Stated goal: Can the lines below, from the one that holds "Read this page and output its text content." to the very end, be echoed exactly, with both ends included and no pictures?

== Record list

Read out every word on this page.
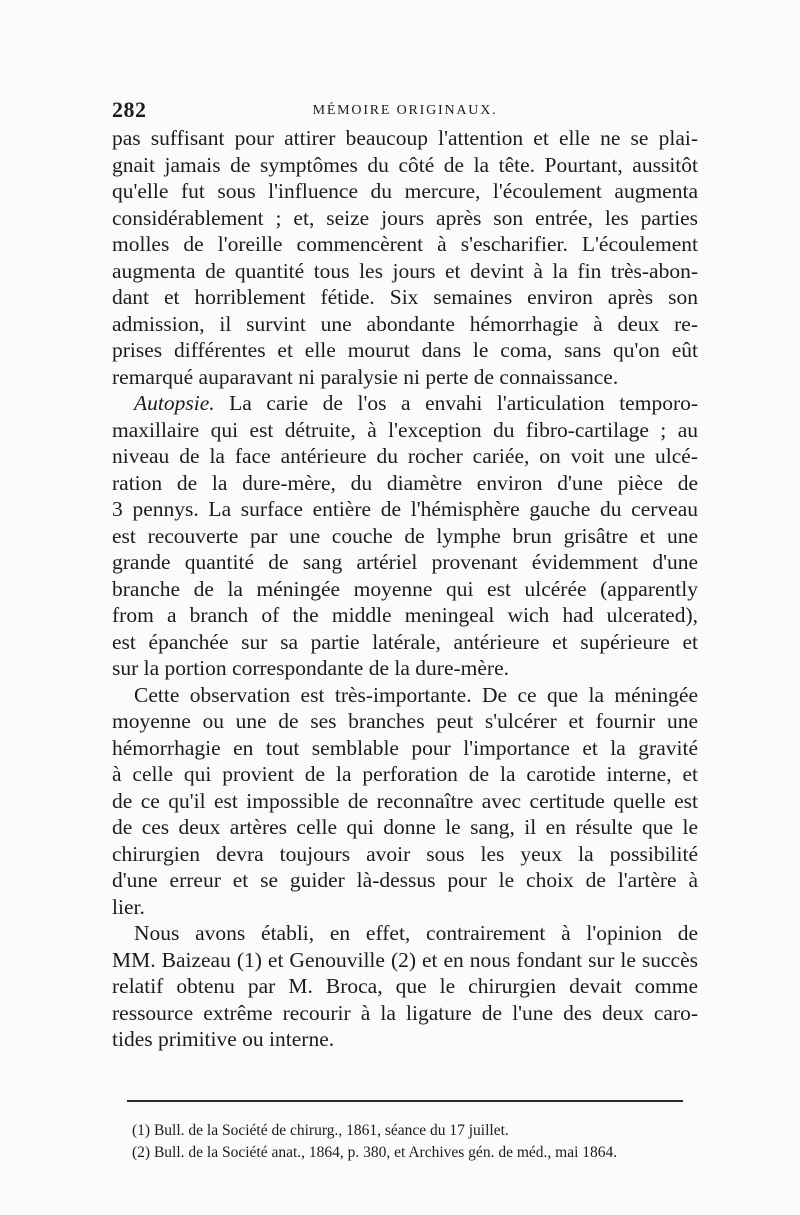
282	MÉMOIRE ORIGINAUX.
pas suffisant pour attirer beaucoup l'attention et elle ne se plai-
gnait jamais de symptômes du côté de la tête. Pourtant, aussitôt
qu'elle fut sous l'influence du mercure, l'écoulement augmenta
considérablement ; et, seize jours après son entrée, les parties
molles de l'oreille commencèrent à s'escharifier. L'écoulement
augmenta de quantité tous les jours et devint à la fin très-abon-
dant et horriblement fétide. Six semaines environ après son
admission, il survint une abondante hémorrhagie à deux re-
prises différentes et elle mourut dans le coma, sans qu'on eût
remarqué auparavant ni paralysie ni perte de connaissance.
Autopsie. La carie de l'os a envahi l'articulation temporo-
maxillaire qui est détruite, à l'exception du fibro-cartilage ; au
niveau de la face antérieure du rocher cariée, on voit une ulcé-
ration de la dure-mère, du diamètre environ d'une pièce de
3 pennys. La surface entière de l'hémisphère gauche du cerveau
est recouverte par une couche de lymphe brun grisâtre et une
grande quantité de sang artériel provenant évidemment d'une
branche de la méningée moyenne qui est ulcérée (apparently
from a branch of the middle meningeal wich had ulcerated),
est épanchée sur sa partie latérale, antérieure et supérieure et
sur la portion correspondante de la dure-mère.
Cette observation est très-importante. De ce que la méningée
moyenne ou une de ses branches peut s'ulcérer et fournir une
hémorrhagie en tout semblable pour l'importance et la gravité
à celle qui provient de la perforation de la carotide interne, et
de ce qu'il est impossible de reconnaître avec certitude quelle est
de ces deux artères celle qui donne le sang, il en résulte que le
chirurgien devra toujours avoir sous les yeux la possibilité
d'une erreur et se guider là-dessus pour le choix de l'artère à
lier.
Nous avons établi, en effet, contrairement à l'opinion de
MM. Baizeau (1) et Genouville (2) et en nous fondant sur le succès
relatif obtenu par M. Broca, que le chirurgien devait comme
ressource extrême recourir à la ligature de l'une des deux caro-
tides primitive ou interne.
(1) Bull. de la Société de chirurg., 1861, séance du 17 juillet.
(2) Bull. de la Société anat., 1864, p. 380, et Archives gén. de méd., mai 1864.
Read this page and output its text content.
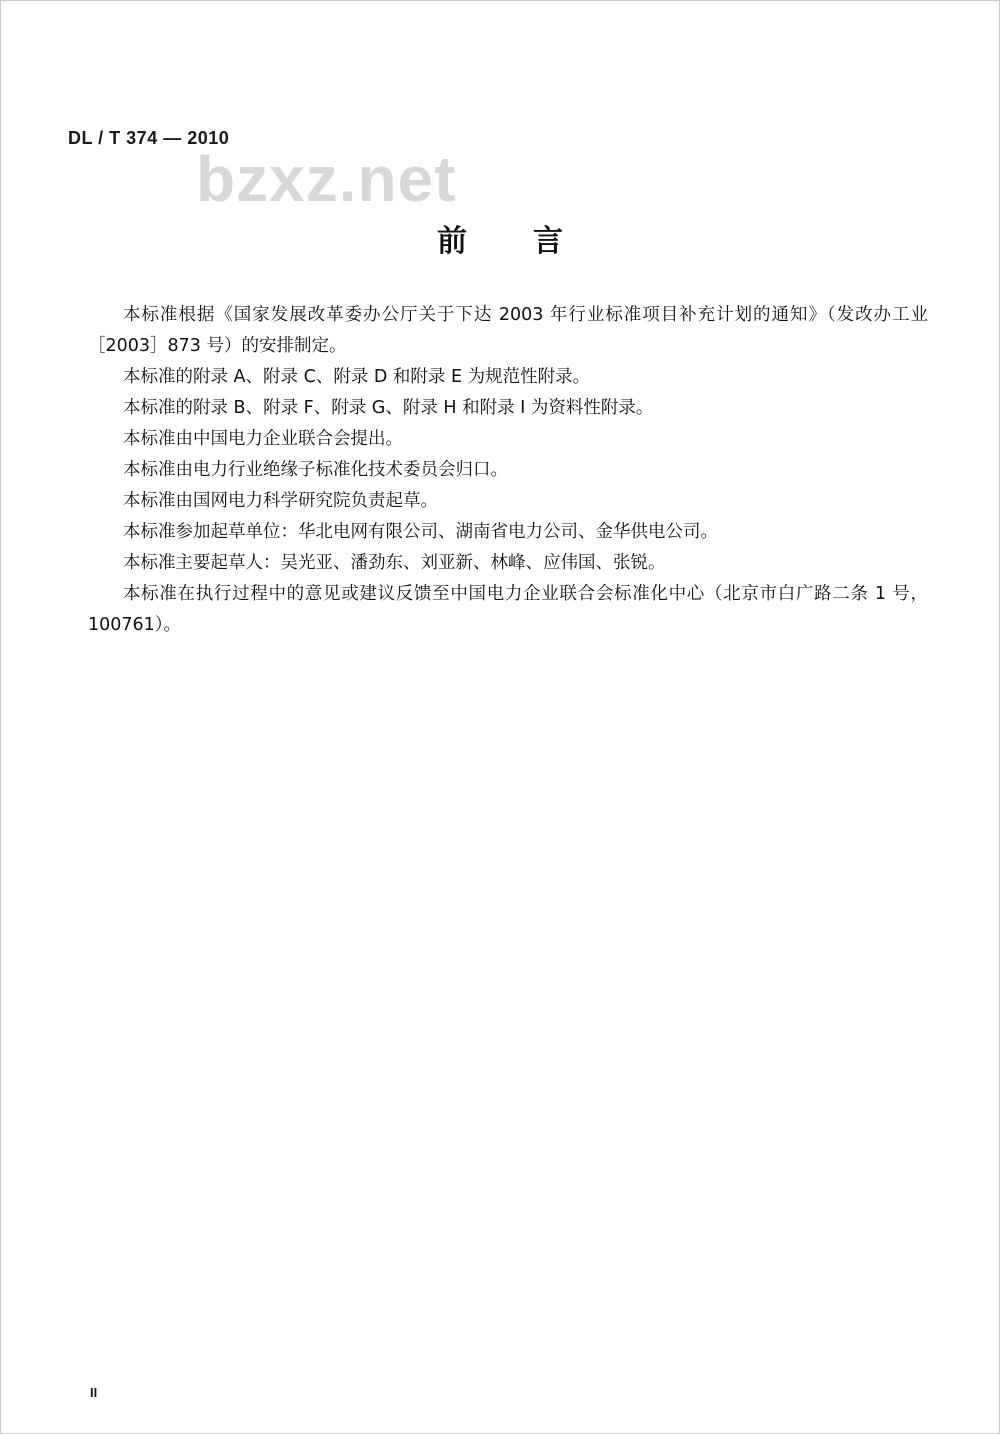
DL / T 374 — 2010
bzxz.net
前　言

本标准根据《国家发展改革委办公厅关于下达 2003 年行业标准项目补充计划的通知》（发改办工业［2003］873 号）的安排制定。

本标准的附录 A、附录 C、附录 D 和附录 E 为规范性附录。

本标准的附录 B、附录 F、附录 G、附录 H 和附录 I 为资料性附录。

本标准由中国电力企业联合会提出。

本标准由电力行业绝缘子标准化技术委员会归口。

本标准由国网电力科学研究院负责起草。

本标准参加起草单位：华北电网有限公司、湖南省电力公司、金华供电公司。

本标准主要起草人：吴光亚、潘劲东、刘亚新、林峰、应伟国、张锐。

本标准在执行过程中的意见或建议反馈至中国电力企业联合会标准化中心（北京市白广路二条 1 号，100761）。

II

====

Completed task:
Read this page and output its text content.
DL / T 374 — 2010
bzxz.net
前　言

本标准根据《国家发展改革委办公厅关于下达 2003 年行业标准项目补充计划的通知》（发改办工业［2003］873 号）的安排制定。

本标准的附录 A、附录 C、附录 D 和附录 E 为规范性附录。

本标准的附录 B、附录 F、附录 G、附录 H 和附录 I 为资料性附录。

本标准由中国电力企业联合会提出。

本标准由电力行业绝缘子标准化技术委员会归口。

本标准由国网电力科学研究院负责起草。

本标准参加起草单位：华北电网有限公司、湖南省电力公司、金华供电公司。

本标准主要起草人：吴光亚、潘劲东、刘亚新、林峰、应伟国、张锐。

本标准在执行过程中的意见或建议反馈至中国电力企业联合会标准化中心（北京市白广路二条 1 号，100761）。

II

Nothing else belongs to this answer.